**Requirement:** Gather up every line from the entries below that uses the word "touch".

___

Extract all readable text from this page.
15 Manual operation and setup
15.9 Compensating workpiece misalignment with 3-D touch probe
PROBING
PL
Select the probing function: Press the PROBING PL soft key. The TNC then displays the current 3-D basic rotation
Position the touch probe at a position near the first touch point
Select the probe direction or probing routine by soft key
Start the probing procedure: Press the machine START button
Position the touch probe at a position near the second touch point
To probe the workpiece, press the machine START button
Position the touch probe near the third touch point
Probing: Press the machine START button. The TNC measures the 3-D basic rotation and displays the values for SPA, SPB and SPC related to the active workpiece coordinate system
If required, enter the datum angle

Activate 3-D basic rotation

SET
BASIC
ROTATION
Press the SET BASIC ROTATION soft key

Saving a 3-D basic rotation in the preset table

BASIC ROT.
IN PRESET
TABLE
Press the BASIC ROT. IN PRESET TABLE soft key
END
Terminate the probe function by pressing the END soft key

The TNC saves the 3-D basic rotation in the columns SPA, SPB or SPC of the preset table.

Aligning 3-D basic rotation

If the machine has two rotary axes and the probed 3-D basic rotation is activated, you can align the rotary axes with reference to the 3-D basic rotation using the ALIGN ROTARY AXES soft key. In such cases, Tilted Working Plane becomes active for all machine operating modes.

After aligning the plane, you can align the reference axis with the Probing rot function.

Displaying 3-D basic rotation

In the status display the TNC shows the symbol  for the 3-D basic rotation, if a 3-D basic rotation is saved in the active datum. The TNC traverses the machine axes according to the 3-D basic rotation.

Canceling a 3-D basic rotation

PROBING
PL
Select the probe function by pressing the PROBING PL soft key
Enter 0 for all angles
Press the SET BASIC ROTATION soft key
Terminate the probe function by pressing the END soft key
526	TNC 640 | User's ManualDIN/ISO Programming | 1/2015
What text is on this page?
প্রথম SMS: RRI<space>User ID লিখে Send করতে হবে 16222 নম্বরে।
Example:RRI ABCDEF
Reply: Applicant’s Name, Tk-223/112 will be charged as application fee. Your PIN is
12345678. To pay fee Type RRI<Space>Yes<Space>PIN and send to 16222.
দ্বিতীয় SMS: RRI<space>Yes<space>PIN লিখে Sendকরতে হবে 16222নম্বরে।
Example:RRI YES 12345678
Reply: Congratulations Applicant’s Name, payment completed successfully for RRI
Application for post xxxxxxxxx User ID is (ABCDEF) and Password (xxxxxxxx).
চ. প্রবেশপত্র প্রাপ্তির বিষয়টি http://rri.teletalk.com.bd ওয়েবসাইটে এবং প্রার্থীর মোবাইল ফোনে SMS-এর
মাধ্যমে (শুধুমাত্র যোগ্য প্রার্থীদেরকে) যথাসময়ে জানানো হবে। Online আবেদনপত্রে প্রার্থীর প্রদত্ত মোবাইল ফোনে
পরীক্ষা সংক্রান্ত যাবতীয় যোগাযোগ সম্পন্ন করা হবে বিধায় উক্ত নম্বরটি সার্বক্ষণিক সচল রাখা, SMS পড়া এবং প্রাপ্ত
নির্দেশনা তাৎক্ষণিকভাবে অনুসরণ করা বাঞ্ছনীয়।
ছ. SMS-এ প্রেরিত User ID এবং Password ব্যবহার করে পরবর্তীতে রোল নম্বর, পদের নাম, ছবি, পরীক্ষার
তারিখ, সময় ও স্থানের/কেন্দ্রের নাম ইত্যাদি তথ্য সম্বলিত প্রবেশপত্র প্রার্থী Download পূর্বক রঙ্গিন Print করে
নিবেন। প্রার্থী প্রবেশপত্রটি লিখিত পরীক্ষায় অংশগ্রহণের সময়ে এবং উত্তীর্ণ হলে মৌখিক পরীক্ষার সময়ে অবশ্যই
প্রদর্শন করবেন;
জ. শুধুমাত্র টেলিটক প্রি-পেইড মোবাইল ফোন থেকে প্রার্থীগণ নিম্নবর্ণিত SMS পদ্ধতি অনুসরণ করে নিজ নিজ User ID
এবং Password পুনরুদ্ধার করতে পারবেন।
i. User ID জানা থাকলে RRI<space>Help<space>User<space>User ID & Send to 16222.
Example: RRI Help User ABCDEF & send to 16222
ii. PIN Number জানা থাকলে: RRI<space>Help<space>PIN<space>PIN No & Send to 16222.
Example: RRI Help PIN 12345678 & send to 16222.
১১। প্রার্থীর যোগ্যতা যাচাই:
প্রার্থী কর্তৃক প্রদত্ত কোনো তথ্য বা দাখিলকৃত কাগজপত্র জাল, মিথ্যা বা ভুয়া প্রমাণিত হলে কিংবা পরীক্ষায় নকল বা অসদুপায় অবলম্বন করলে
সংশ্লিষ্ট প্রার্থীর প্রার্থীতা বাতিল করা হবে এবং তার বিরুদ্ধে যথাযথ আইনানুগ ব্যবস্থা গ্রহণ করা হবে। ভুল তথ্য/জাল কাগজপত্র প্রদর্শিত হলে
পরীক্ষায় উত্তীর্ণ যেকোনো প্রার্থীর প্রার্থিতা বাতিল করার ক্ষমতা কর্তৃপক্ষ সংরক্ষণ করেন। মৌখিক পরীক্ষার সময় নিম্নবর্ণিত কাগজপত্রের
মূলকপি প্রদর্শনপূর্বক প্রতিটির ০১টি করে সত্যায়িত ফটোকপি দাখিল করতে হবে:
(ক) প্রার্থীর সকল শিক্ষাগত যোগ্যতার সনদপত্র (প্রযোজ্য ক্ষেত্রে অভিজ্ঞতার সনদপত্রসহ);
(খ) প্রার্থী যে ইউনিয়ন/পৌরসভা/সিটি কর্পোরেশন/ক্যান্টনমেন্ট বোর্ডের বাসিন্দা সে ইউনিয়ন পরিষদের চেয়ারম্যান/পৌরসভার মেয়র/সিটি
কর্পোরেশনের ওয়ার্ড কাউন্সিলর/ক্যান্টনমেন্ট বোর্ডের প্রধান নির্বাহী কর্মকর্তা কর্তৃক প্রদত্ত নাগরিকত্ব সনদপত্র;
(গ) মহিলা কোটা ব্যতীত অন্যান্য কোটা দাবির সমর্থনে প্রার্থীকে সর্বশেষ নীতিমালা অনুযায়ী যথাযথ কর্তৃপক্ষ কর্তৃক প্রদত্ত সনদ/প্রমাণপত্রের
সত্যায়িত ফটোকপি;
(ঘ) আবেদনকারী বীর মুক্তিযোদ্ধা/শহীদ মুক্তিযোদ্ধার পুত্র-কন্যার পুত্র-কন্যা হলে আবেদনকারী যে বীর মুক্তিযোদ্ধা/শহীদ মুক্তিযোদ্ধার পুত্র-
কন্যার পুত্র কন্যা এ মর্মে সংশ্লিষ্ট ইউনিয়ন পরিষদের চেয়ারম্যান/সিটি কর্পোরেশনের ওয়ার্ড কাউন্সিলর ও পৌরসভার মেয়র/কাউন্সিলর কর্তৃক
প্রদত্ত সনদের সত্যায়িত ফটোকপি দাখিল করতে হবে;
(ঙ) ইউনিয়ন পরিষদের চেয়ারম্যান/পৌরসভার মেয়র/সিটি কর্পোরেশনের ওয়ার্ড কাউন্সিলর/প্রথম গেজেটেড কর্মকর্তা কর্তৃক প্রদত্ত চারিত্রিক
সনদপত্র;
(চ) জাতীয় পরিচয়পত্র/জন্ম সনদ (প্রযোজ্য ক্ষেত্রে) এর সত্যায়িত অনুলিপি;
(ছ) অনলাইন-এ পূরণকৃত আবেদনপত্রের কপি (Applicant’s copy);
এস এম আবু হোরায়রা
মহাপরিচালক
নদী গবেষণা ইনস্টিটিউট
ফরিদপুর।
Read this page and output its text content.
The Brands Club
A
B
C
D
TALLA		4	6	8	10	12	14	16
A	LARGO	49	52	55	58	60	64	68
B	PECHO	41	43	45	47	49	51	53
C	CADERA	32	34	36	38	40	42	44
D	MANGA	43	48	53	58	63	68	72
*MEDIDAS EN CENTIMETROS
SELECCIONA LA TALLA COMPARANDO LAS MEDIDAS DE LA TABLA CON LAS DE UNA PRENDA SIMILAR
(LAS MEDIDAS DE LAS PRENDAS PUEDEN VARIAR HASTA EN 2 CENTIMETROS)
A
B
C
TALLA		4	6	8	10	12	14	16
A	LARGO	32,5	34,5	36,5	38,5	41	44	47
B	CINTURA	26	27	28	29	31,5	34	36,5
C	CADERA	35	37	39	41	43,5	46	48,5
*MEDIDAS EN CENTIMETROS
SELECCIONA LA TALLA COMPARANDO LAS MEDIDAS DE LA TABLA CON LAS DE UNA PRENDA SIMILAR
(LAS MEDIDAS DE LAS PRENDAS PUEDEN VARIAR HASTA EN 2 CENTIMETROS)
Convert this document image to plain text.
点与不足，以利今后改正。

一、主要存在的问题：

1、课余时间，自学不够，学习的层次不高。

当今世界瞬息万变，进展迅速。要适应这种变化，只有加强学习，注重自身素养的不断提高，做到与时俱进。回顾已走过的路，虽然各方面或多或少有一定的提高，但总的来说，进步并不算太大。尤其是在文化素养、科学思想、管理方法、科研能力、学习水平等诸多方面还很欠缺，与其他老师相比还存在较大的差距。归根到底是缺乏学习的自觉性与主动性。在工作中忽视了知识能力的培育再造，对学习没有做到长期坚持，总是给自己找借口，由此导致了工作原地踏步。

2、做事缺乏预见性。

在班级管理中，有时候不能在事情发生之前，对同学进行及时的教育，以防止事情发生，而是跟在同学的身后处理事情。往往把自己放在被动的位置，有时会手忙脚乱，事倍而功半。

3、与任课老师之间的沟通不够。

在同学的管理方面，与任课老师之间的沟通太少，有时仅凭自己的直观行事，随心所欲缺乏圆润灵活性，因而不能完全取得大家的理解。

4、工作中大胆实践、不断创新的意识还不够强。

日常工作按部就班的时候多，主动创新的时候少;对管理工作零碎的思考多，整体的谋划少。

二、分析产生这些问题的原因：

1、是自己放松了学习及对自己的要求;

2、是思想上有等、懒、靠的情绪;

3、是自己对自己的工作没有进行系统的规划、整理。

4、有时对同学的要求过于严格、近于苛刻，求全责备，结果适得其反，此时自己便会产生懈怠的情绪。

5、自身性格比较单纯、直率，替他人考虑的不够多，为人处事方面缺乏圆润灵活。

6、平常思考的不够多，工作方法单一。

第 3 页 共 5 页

___

**Task output:**
15.9 Compensating workpiece misalignment with 3-D touch probe
Position the touch probe at a position near the first touch point
Position the touch probe at a position near the second touch point
Position the touch probe near the third touch point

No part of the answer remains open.